INFORMATION SUPPLIED:
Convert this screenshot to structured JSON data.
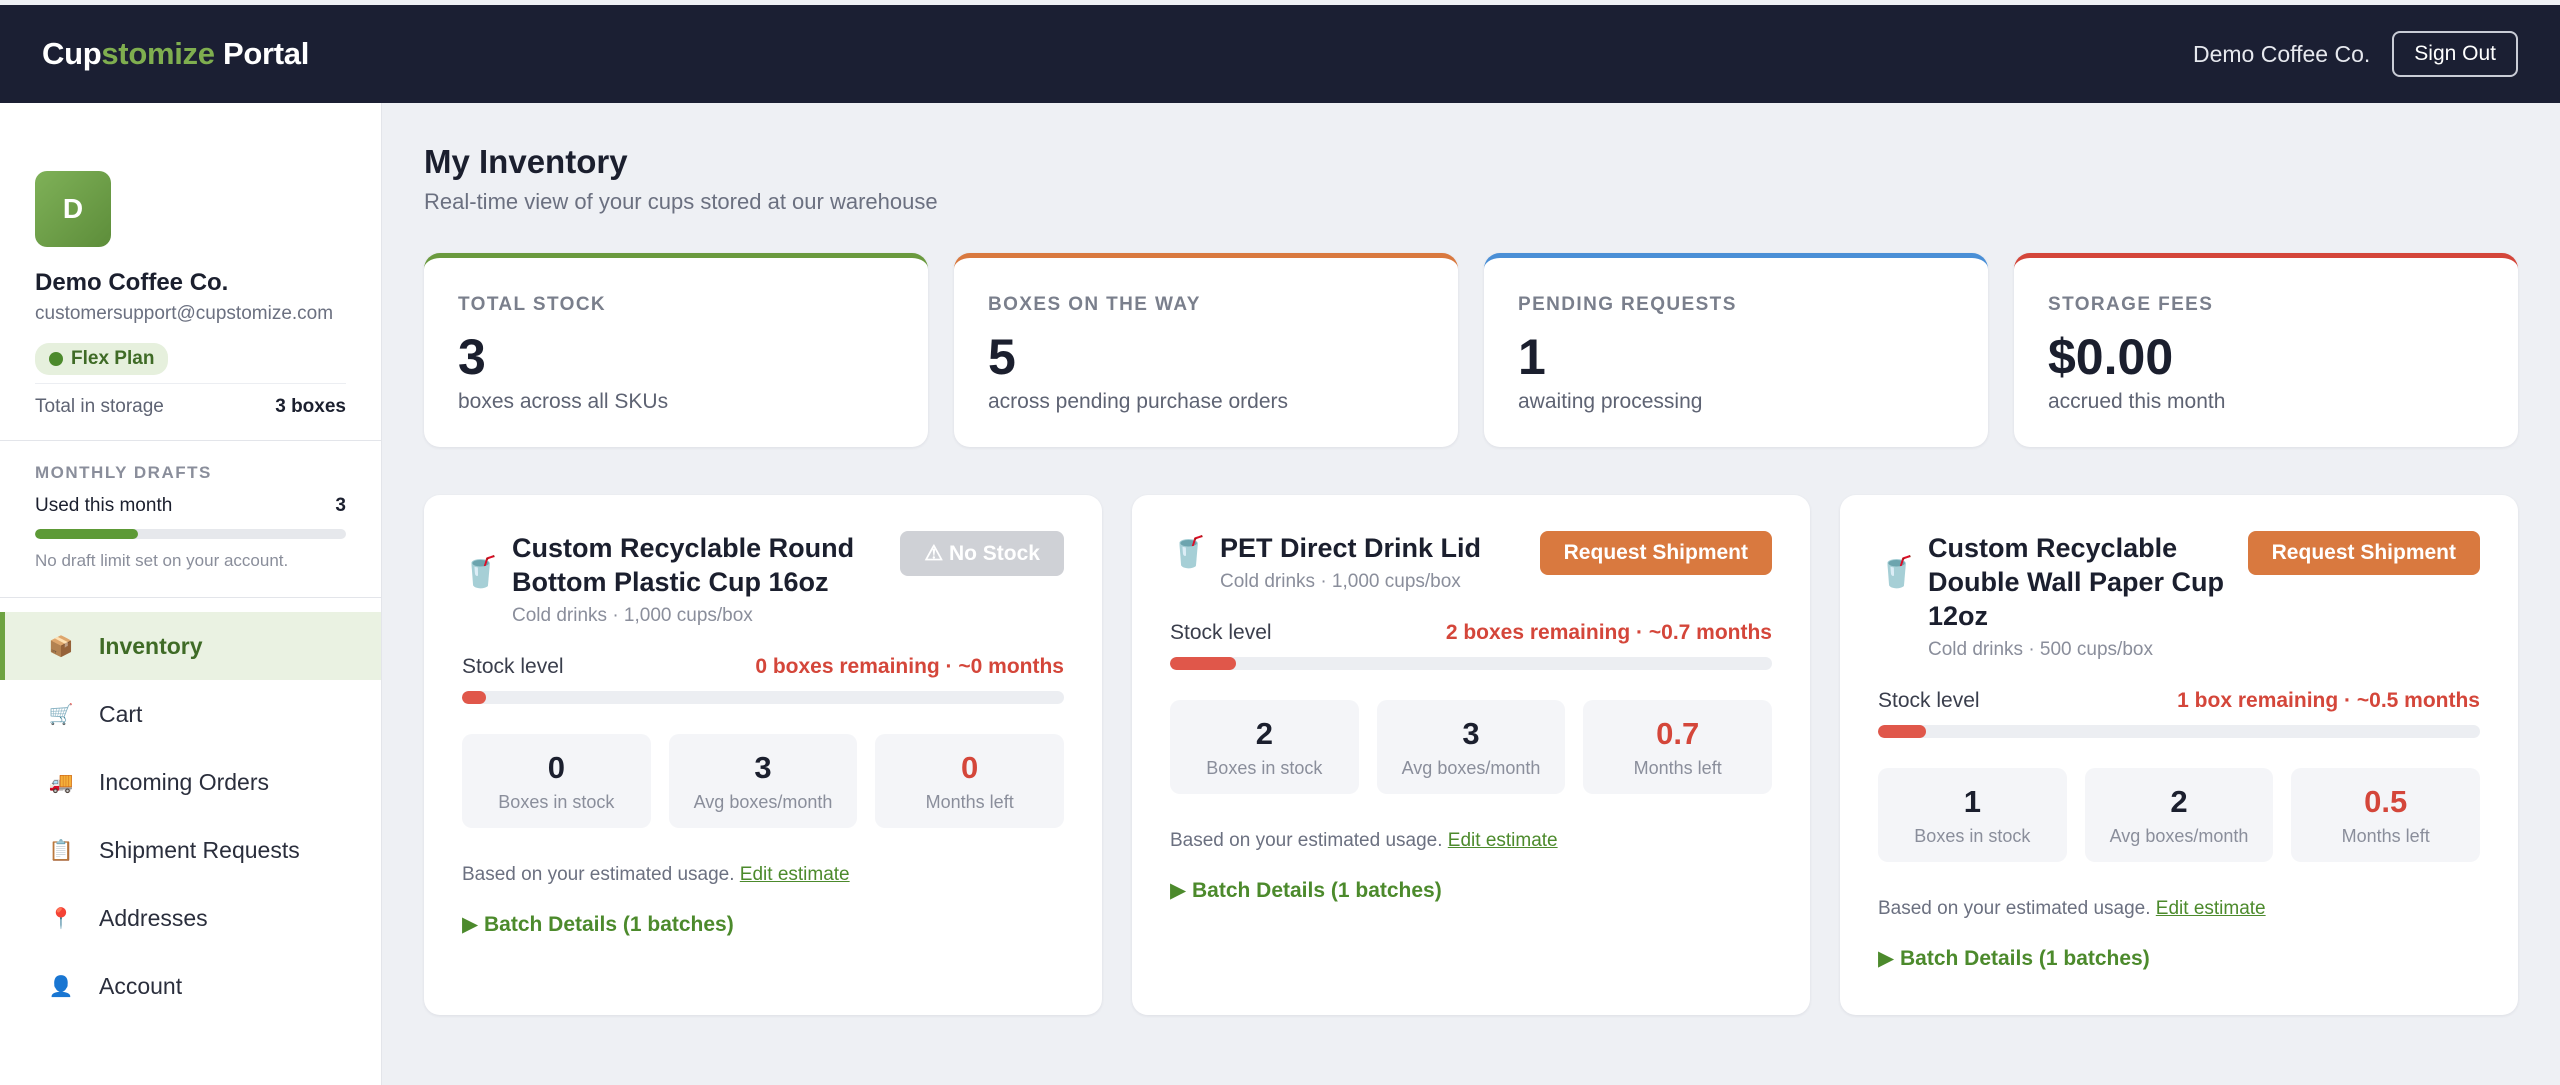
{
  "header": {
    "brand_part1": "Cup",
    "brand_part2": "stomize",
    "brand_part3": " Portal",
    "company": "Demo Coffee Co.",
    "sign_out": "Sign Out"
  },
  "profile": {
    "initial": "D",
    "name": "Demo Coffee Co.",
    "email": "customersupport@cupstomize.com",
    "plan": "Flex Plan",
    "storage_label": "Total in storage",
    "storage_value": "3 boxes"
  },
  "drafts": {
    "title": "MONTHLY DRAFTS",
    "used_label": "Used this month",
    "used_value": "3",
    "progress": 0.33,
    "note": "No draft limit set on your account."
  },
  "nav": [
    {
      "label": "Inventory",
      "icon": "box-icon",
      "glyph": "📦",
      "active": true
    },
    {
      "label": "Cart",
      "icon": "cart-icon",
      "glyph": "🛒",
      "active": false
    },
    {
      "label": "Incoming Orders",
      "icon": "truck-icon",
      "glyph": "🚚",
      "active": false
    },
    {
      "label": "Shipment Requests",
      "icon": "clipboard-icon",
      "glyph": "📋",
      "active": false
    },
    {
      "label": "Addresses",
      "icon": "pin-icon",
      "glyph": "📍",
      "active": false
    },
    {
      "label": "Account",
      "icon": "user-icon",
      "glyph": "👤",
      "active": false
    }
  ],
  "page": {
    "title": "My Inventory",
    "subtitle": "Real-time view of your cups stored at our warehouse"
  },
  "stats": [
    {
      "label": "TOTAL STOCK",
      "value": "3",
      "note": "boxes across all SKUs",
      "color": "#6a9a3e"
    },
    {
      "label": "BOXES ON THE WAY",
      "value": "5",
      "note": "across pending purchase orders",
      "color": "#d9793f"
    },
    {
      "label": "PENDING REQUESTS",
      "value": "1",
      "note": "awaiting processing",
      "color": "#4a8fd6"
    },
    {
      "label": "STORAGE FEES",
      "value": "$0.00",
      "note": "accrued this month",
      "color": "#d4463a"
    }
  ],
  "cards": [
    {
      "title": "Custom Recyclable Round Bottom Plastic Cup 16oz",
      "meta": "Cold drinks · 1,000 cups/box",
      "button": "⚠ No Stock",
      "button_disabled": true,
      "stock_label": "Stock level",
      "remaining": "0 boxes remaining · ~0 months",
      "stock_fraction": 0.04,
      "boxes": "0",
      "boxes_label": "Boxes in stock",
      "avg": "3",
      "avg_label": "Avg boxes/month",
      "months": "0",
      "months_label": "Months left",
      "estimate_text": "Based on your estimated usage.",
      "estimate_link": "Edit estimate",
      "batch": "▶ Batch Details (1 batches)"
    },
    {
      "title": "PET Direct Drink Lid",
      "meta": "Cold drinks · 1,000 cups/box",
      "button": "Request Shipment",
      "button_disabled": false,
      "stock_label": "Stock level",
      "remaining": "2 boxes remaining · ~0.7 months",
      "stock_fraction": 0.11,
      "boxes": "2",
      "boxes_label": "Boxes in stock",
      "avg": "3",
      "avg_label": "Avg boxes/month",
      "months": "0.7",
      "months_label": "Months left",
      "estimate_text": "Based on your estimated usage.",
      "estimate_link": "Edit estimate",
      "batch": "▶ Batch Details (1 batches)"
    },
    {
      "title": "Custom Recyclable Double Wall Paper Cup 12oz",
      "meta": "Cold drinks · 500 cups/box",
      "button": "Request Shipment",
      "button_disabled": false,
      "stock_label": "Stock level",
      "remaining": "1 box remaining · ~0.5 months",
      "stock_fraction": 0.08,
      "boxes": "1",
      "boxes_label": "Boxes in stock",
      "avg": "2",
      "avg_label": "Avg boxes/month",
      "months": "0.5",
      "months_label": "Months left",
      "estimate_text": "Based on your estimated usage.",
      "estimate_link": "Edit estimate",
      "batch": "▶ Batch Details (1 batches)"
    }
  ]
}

WHAT YOU HAVE TO DO: Make an exact reproduction of the listing above, without any pictures.

TASK ANSWER:
Convert this screenshot to structured JSON data.
{
  "header": {
    "brand_part1": "Cup",
    "brand_part2": "stomize",
    "brand_part3": " Portal",
    "company": "Demo Coffee Co.",
    "sign_out": "Sign Out"
  },
  "profile": {
    "initial": "D",
    "name": "Demo Coffee Co.",
    "email": "customersupport@cupstomize.com",
    "plan": "Flex Plan",
    "storage_label": "Total in storage",
    "storage_value": "3 boxes"
  },
  "drafts": {
    "title": "MONTHLY DRAFTS",
    "used_label": "Used this month",
    "used_value": "3",
    "progress": 0.33,
    "note": "No draft limit set on your account."
  },
  "nav": [
    {
      "label": "Inventory",
      "icon": "box-icon",
      "glyph": "📦",
      "active": true
    },
    {
      "label": "Cart",
      "icon": "cart-icon",
      "glyph": "🛒",
      "active": false
    },
    {
      "label": "Incoming Orders",
      "icon": "truck-icon",
      "glyph": "🚚",
      "active": false
    },
    {
      "label": "Shipment Requests",
      "icon": "clipboard-icon",
      "glyph": "📋",
      "active": false
    },
    {
      "label": "Addresses",
      "icon": "pin-icon",
      "glyph": "📍",
      "active": false
    },
    {
      "label": "Account",
      "icon": "user-icon",
      "glyph": "👤",
      "active": false
    }
  ],
  "page": {
    "title": "My Inventory",
    "subtitle": "Real-time view of your cups stored at our warehouse"
  },
  "stats": [
    {
      "label": "TOTAL STOCK",
      "value": "3",
      "note": "boxes across all SKUs",
      "color": "#6a9a3e"
    },
    {
      "label": "BOXES ON THE WAY",
      "value": "5",
      "note": "across pending purchase orders",
      "color": "#d9793f"
    },
    {
      "label": "PENDING REQUESTS",
      "value": "1",
      "note": "awaiting processing",
      "color": "#4a8fd6"
    },
    {
      "label": "STORAGE FEES",
      "value": "$0.00",
      "note": "accrued this month",
      "color": "#d4463a"
    }
  ],
  "cards": [
    {
      "title": "Custom Recyclable Round Bottom Plastic Cup 16oz",
      "meta": "Cold drinks · 1,000 cups/box",
      "button": "⚠ No Stock",
      "button_disabled": true,
      "stock_label": "Stock level",
      "remaining": "0 boxes remaining · ~0 months",
      "stock_fraction": 0.04,
      "boxes": "0",
      "boxes_label": "Boxes in stock",
      "avg": "3",
      "avg_label": "Avg boxes/month",
      "months": "0",
      "months_label": "Months left",
      "estimate_text": "Based on your estimated usage.",
      "estimate_link": "Edit estimate",
      "batch": "▶ Batch Details (1 batches)"
    },
    {
      "title": "PET Direct Drink Lid",
      "meta": "Cold drinks · 1,000 cups/box",
      "button": "Request Shipment",
      "button_disabled": false,
      "stock_label": "Stock level",
      "remaining": "2 boxes remaining · ~0.7 months",
      "stock_fraction": 0.11,
      "boxes": "2",
      "boxes_label": "Boxes in stock",
      "avg": "3",
      "avg_label": "Avg boxes/month",
      "months": "0.7",
      "months_label": "Months left",
      "estimate_text": "Based on your estimated usage.",
      "estimate_link": "Edit estimate",
      "batch": "▶ Batch Details (1 batches)"
    },
    {
      "title": "Custom Recyclable Double Wall Paper Cup 12oz",
      "meta": "Cold drinks · 500 cups/box",
      "button": "Request Shipment",
      "button_disabled": false,
      "stock_label": "Stock level",
      "remaining": "1 box remaining · ~0.5 months",
      "stock_fraction": 0.08,
      "boxes": "1",
      "boxes_label": "Boxes in stock",
      "avg": "2",
      "avg_label": "Avg boxes/month",
      "months": "0.5",
      "months_label": "Months left",
      "estimate_text": "Based on your estimated usage.",
      "estimate_link": "Edit estimate",
      "batch": "▶ Batch Details (1 batches)"
    }
  ]
}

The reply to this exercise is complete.